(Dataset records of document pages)
*** Begin section ***

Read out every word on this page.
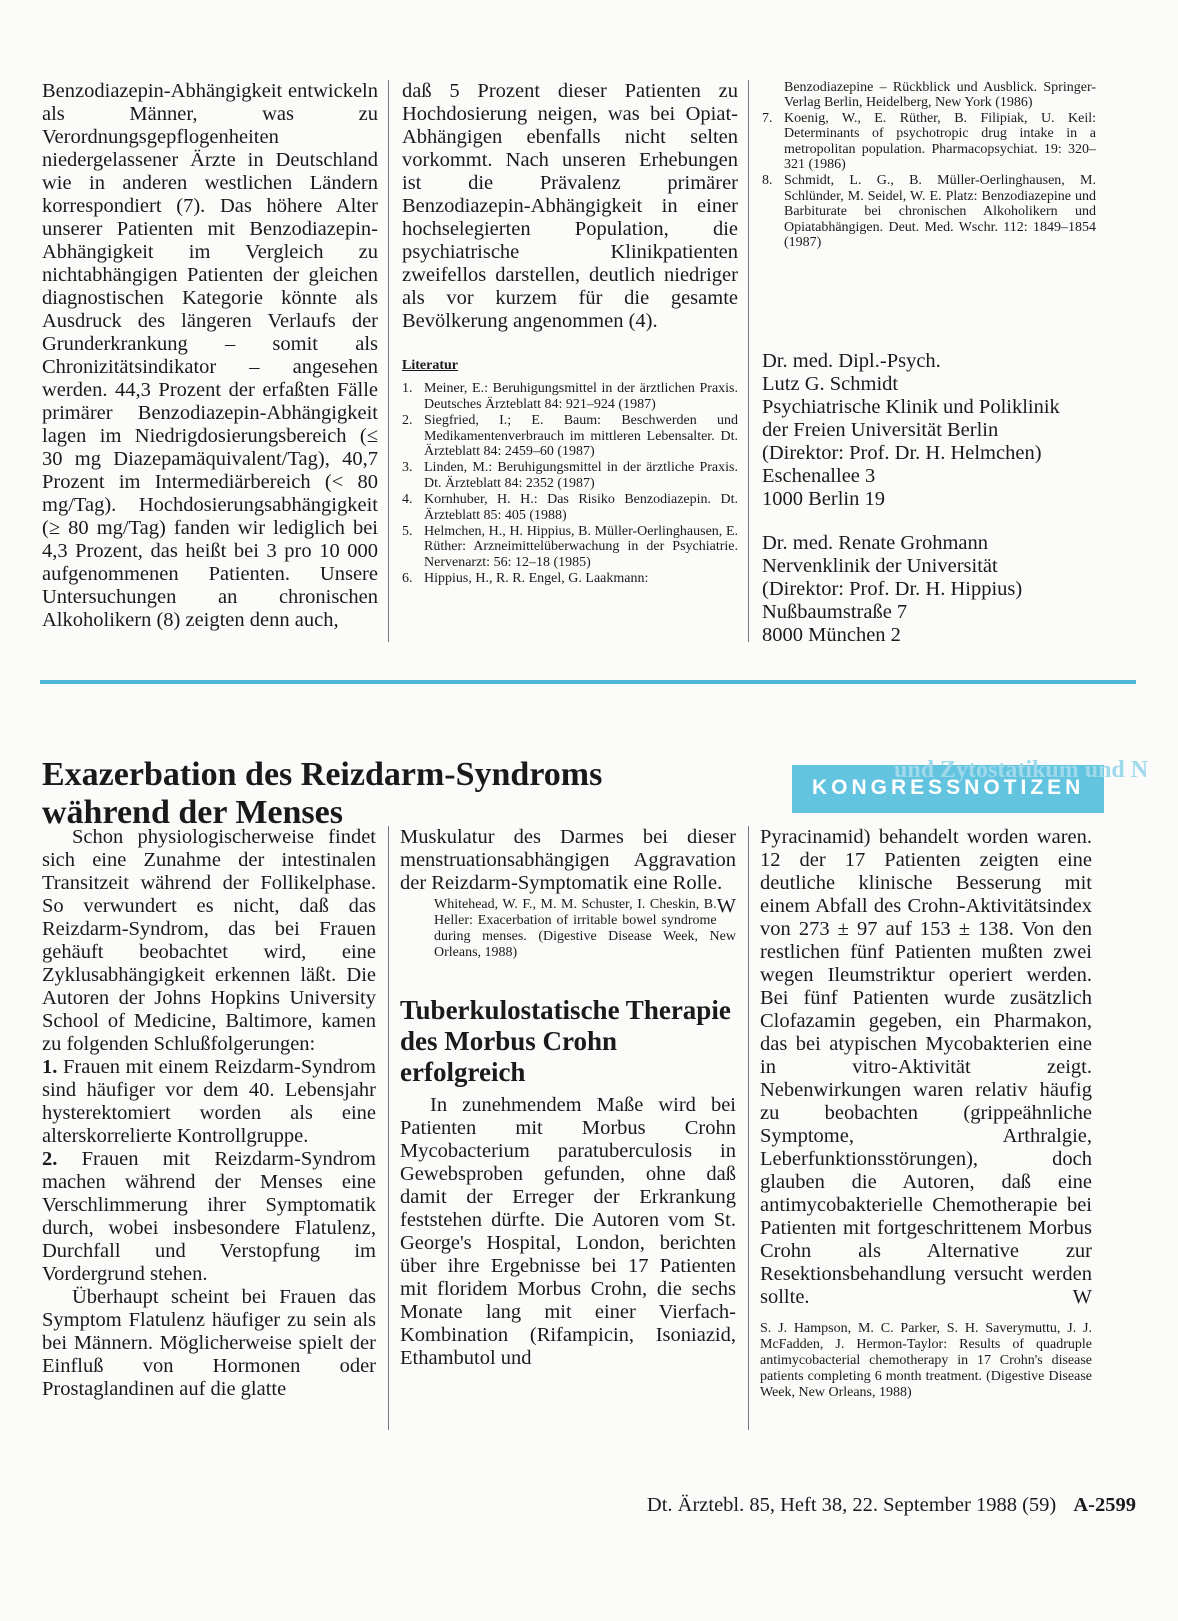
Benzodiazepin-Abhängigkeit entwickeln als Männer, was zu Verordnungsgepflogenheiten niedergelassener Ärzte in Deutschland wie in anderen westlichen Ländern korrespondiert (7). Das höhere Alter unserer Patienten mit Benzodiazepin-Abhängigkeit im Vergleich zu nichtabhängigen Patienten der gleichen diagnostischen Kategorie könnte als Ausdruck des längeren Verlaufs der Grunderkrankung – somit als Chronizitätsindikator – angesehen werden. 44,3 Prozent der erfaßten Fälle primärer Benzodiazepin-Abhängigkeit lagen im Niedrigdosierungsbereich (≤ 30 mg Diazepamäquivalent/Tag), 40,7 Prozent im Intermediärbereich (< 80 mg/Tag). Hochdosierungsabhängigkeit (≥ 80 mg/Tag) fanden wir lediglich bei 4,3 Prozent, das heißt bei 3 pro 10 000 aufgenommenen Patienten. Unsere Untersuchungen an chronischen Alkoholikern (8) zeigten denn auch,

daß 5 Prozent dieser Patienten zu Hochdosierung neigen, was bei Opiat-Abhängigen ebenfalls nicht selten vorkommt. Nach unseren Erhebungen ist die Prävalenz primärer Benzodiazepin-Abhängigkeit in einer hochselegierten Population, die psychiatrische Klinikpatienten zweifellos darstellen, deutlich niedriger als vor kurzem für die gesamte Bevölkerung angenommen (4).

Literatur
1. Meiner, E.: Beruhigungsmittel in der ärztlichen Praxis. Deutsches Ärzteblatt 84: 921–924 (1987)
2. Siegfried, I.; E. Baum: Beschwerden und Medikamentenverbrauch im mittleren Lebensalter. Dt. Ärzteblatt 84: 2459–60 (1987)
3. Linden, M.: Beruhigungsmittel in der ärztliche Praxis. Dt. Ärzteblatt 84: 2352 (1987)
4. Kornhuber, H. H.: Das Risiko Benzodiazepin. Dt. Ärzteblatt 85: 405 (1988)
5. Helmchen, H., H. Hippius, B. Müller-Oerlinghausen, E. Rüther: Arzneimittelüberwachung in der Psychiatrie. Nervenarzt: 56: 12–18 (1985)
6. Hippius, H., R. R. Engel, G. Laakmann:
Benzodiazepine – Rückblick und Ausblick. Springer-Verlag Berlin, Heidelberg, New York (1986)
7. Koenig, W., E. Rüther, B. Filipiak, U. Keil: Determinants of psychotropic drug intake in a metropolitan population. Pharmacopsychiat. 19: 320–321 (1986)
8. Schmidt, L. G., B. Müller-Oerlinghausen, M. Schlünder, M. Seidel, W. E. Platz: Benzodiazepine und Barbiturate bei chronischen Alkoholikern und Opiatabhängigen. Deut. Med. Wschr. 112: 1849–1854 (1987)
Dr. med. Dipl.-Psych.
Lutz G. Schmidt
Psychiatrische Klinik und Poliklinik
der Freien Universität Berlin
(Direktor: Prof. Dr. H. Helmchen)
Eschenallee 3
1000 Berlin 19
Dr. med. Renate Grohmann
Nervenklinik der Universität
(Direktor: Prof. Dr. H. Hippius)
Nußbaumstraße 7
8000 München 2
Exazerbation des Reizdarm-Syndroms
während der Menses
und Zytostatikum und N
KONGRESSNOTIZEN

Schon physiologischerweise findet sich eine Zunahme der intestinalen Transitzeit während der Follikelphase. So verwundert es nicht, daß das Reizdarm-Syndrom, das bei Frauen gehäuft beobachtet wird, eine Zyklusabhängigkeit erkennen läßt. Die Autoren der Johns Hopkins University School of Medicine, Baltimore, kamen zu folgenden Schlußfolgerungen:

1. Frauen mit einem Reizdarm-Syndrom sind häufiger vor dem 40. Lebensjahr hysterektomiert worden als eine alterskorrelierte Kontrollgruppe.

2. Frauen mit Reizdarm-Syndrom machen während der Menses eine Verschlimmerung ihrer Symptomatik durch, wobei insbesondere Flatulenz, Durchfall und Verstopfung im Vordergrund stehen.

Überhaupt scheint bei Frauen das Symptom Flatulenz häufiger zu sein als bei Männern. Möglicherweise spielt der Einfluß von Hormonen oder Prostaglandinen auf die glatte

Muskulatur des Darmes bei dieser menstruationsabhängigen Aggravation der Reizdarm-Symptomatik eine Rolle.
W

Whitehead, W. F., M. M. Schuster, I. Cheskin, B. Heller: Exacerbation of irritable bowel syndrome during menses. (Digestive Disease Week, New Orleans, 1988)
Tuberkulostatische Therapie des Morbus Crohn erfolgreich

In zunehmendem Maße wird bei Patienten mit Morbus Crohn Mycobacterium paratuberculosis in Gewebsproben gefunden, ohne daß damit der Erreger der Erkrankung feststehen dürfte. Die Autoren vom St. George's Hospital, London, berichten über ihre Ergebnisse bei 17 Patienten mit floridem Morbus Crohn, die sechs Monate lang mit einer Vierfach-Kombination (Rifampicin, Isoniazid, Ethambutol und

Pyracinamid) behandelt worden waren. 12 der 17 Patienten zeigten eine deutliche klinische Besserung mit einem Abfall des Crohn-Aktivitätsindex von 273 ± 97 auf 153 ± 138. Von den restlichen fünf Patienten mußten zwei wegen Ileumstriktur operiert werden. Bei fünf Patienten wurde zusätzlich Clofazamin gegeben, ein Pharmakon, das bei atypischen Mycobakterien eine in vitro-Aktivität zeigt. Nebenwirkungen waren relativ häufig zu beobachten (grippeähnliche Symptome, Arthralgie, Leberfunktionsstörungen), doch glauben die Autoren, daß eine antimycobakterielle Chemotherapie bei Patienten mit fortgeschrittenem Morbus Crohn als Alternative zur Resektionsbehandlung versucht werden sollte.	W

S. J. Hampson, M. C. Parker, S. H. Saverymuttu, J. J. McFadden, J. Hermon-Taylor: Results of quadruple antimycobacterial chemotherapy in 17 Crohn's disease patients completing 6 month treatment. (Digestive Disease Week, New Orleans, 1988)
Dt. Ärztebl. 85, Heft 38, 22. September 1988 (59) A-2599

*** End section ***

Exercise instructions:
Having removed the pictures, write out the records exactly as they stand.

Exercise output:
Read out every word on this page.
Benzodiazepin-Abhängigkeit entwickeln als Männer, was zu Verordnungsgepflogenheiten niedergelassener Ärzte in Deutschland wie in anderen westlichen Ländern korrespondiert (7). Das höhere Alter unserer Patienten mit Benzodiazepin-Abhängigkeit im Vergleich zu nichtabhängigen Patienten der gleichen diagnostischen Kategorie könnte als Ausdruck des längeren Verlaufs der Grunderkrankung – somit als Chronizitätsindikator – angesehen werden. 44,3 Prozent der erfaßten Fälle primärer Benzodiazepin-Abhängigkeit lagen im Niedrigdosierungsbereich (≤ 30 mg Diazepamäquivalent/Tag), 40,7 Prozent im Intermediärbereich (< 80 mg/Tag). Hochdosierungsabhängigkeit (≥ 80 mg/Tag) fanden wir lediglich bei 4,3 Prozent, das heißt bei 3 pro 10 000 aufgenommenen Patienten. Unsere Untersuchungen an chronischen Alkoholikern (8) zeigten denn auch,

daß 5 Prozent dieser Patienten zu Hochdosierung neigen, was bei Opiat-Abhängigen ebenfalls nicht selten vorkommt. Nach unseren Erhebungen ist die Prävalenz primärer Benzodiazepin-Abhängigkeit in einer hochselegierten Population, die psychiatrische Klinikpatienten zweifellos darstellen, deutlich niedriger als vor kurzem für die gesamte Bevölkerung angenommen (4).

Literatur
1. Meiner, E.: Beruhigungsmittel in der ärztlichen Praxis. Deutsches Ärzteblatt 84: 921–924 (1987)
2. Siegfried, I.; E. Baum: Beschwerden und Medikamentenverbrauch im mittleren Lebensalter. Dt. Ärzteblatt 84: 2459–60 (1987)
3. Linden, M.: Beruhigungsmittel in der ärztliche Praxis. Dt. Ärzteblatt 84: 2352 (1987)
4. Kornhuber, H. H.: Das Risiko Benzodiazepin. Dt. Ärzteblatt 85: 405 (1988)
5. Helmchen, H., H. Hippius, B. Müller-Oerlinghausen, E. Rüther: Arzneimittelüberwachung in der Psychiatrie. Nervenarzt: 56: 12–18 (1985)
6. Hippius, H., R. R. Engel, G. Laakmann:
Benzodiazepine – Rückblick und Ausblick. Springer-Verlag Berlin, Heidelberg, New York (1986)
7. Koenig, W., E. Rüther, B. Filipiak, U. Keil: Determinants of psychotropic drug intake in a metropolitan population. Pharmacopsychiat. 19: 320–321 (1986)
8. Schmidt, L. G., B. Müller-Oerlinghausen, M. Schlünder, M. Seidel, W. E. Platz: Benzodiazepine und Barbiturate bei chronischen Alkoholikern und Opiatabhängigen. Deut. Med. Wschr. 112: 1849–1854 (1987)
Dr. med. Dipl.-Psych.
Lutz G. Schmidt
Psychiatrische Klinik und Poliklinik
der Freien Universität Berlin
(Direktor: Prof. Dr. H. Helmchen)
Eschenallee 3
1000 Berlin 19
Dr. med. Renate Grohmann
Nervenklinik der Universität
(Direktor: Prof. Dr. H. Hippius)
Nußbaumstraße 7
8000 München 2
Exazerbation des Reizdarm-Syndroms
während der Menses
und Zytostatikum und N
KONGRESSNOTIZEN

Schon physiologischerweise findet sich eine Zunahme der intestinalen Transitzeit während der Follikelphase. So verwundert es nicht, daß das Reizdarm-Syndrom, das bei Frauen gehäuft beobachtet wird, eine Zyklusabhängigkeit erkennen läßt. Die Autoren der Johns Hopkins University School of Medicine, Baltimore, kamen zu folgenden Schlußfolgerungen:

1. Frauen mit einem Reizdarm-Syndrom sind häufiger vor dem 40. Lebensjahr hysterektomiert worden als eine alterskorrelierte Kontrollgruppe.

2. Frauen mit Reizdarm-Syndrom machen während der Menses eine Verschlimmerung ihrer Symptomatik durch, wobei insbesondere Flatulenz, Durchfall und Verstopfung im Vordergrund stehen.

Überhaupt scheint bei Frauen das Symptom Flatulenz häufiger zu sein als bei Männern. Möglicherweise spielt der Einfluß von Hormonen oder Prostaglandinen auf die glatte

Muskulatur des Darmes bei dieser menstruationsabhängigen Aggravation der Reizdarm-Symptomatik eine Rolle.
W

Whitehead, W. F., M. M. Schuster, I. Cheskin, B. Heller: Exacerbation of irritable bowel syndrome during menses. (Digestive Disease Week, New Orleans, 1988)
Tuberkulostatische Therapie des Morbus Crohn erfolgreich

In zunehmendem Maße wird bei Patienten mit Morbus Crohn Mycobacterium paratuberculosis in Gewebsproben gefunden, ohne daß damit der Erreger der Erkrankung feststehen dürfte. Die Autoren vom St. George's Hospital, London, berichten über ihre Ergebnisse bei 17 Patienten mit floridem Morbus Crohn, die sechs Monate lang mit einer Vierfach-Kombination (Rifampicin, Isoniazid, Ethambutol und

Pyracinamid) behandelt worden waren. 12 der 17 Patienten zeigten eine deutliche klinische Besserung mit einem Abfall des Crohn-Aktivitätsindex von 273 ± 97 auf 153 ± 138. Von den restlichen fünf Patienten mußten zwei wegen Ileumstriktur operiert werden. Bei fünf Patienten wurde zusätzlich Clofazamin gegeben, ein Pharmakon, das bei atypischen Mycobakterien eine in vitro-Aktivität zeigt. Nebenwirkungen waren relativ häufig zu beobachten (grippeähnliche Symptome, Arthralgie, Leberfunktionsstörungen), doch glauben die Autoren, daß eine antimycobakterielle Chemotherapie bei Patienten mit fortgeschrittenem Morbus Crohn als Alternative zur Resektionsbehandlung versucht werden sollte.	W

S. J. Hampson, M. C. Parker, S. H. Saverymuttu, J. J. McFadden, J. Hermon-Taylor: Results of quadruple antimycobacterial chemotherapy in 17 Crohn's disease patients completing 6 month treatment. (Digestive Disease Week, New Orleans, 1988)
Dt. Ärztebl. 85, Heft 38, 22. September 1988 (59) A-2599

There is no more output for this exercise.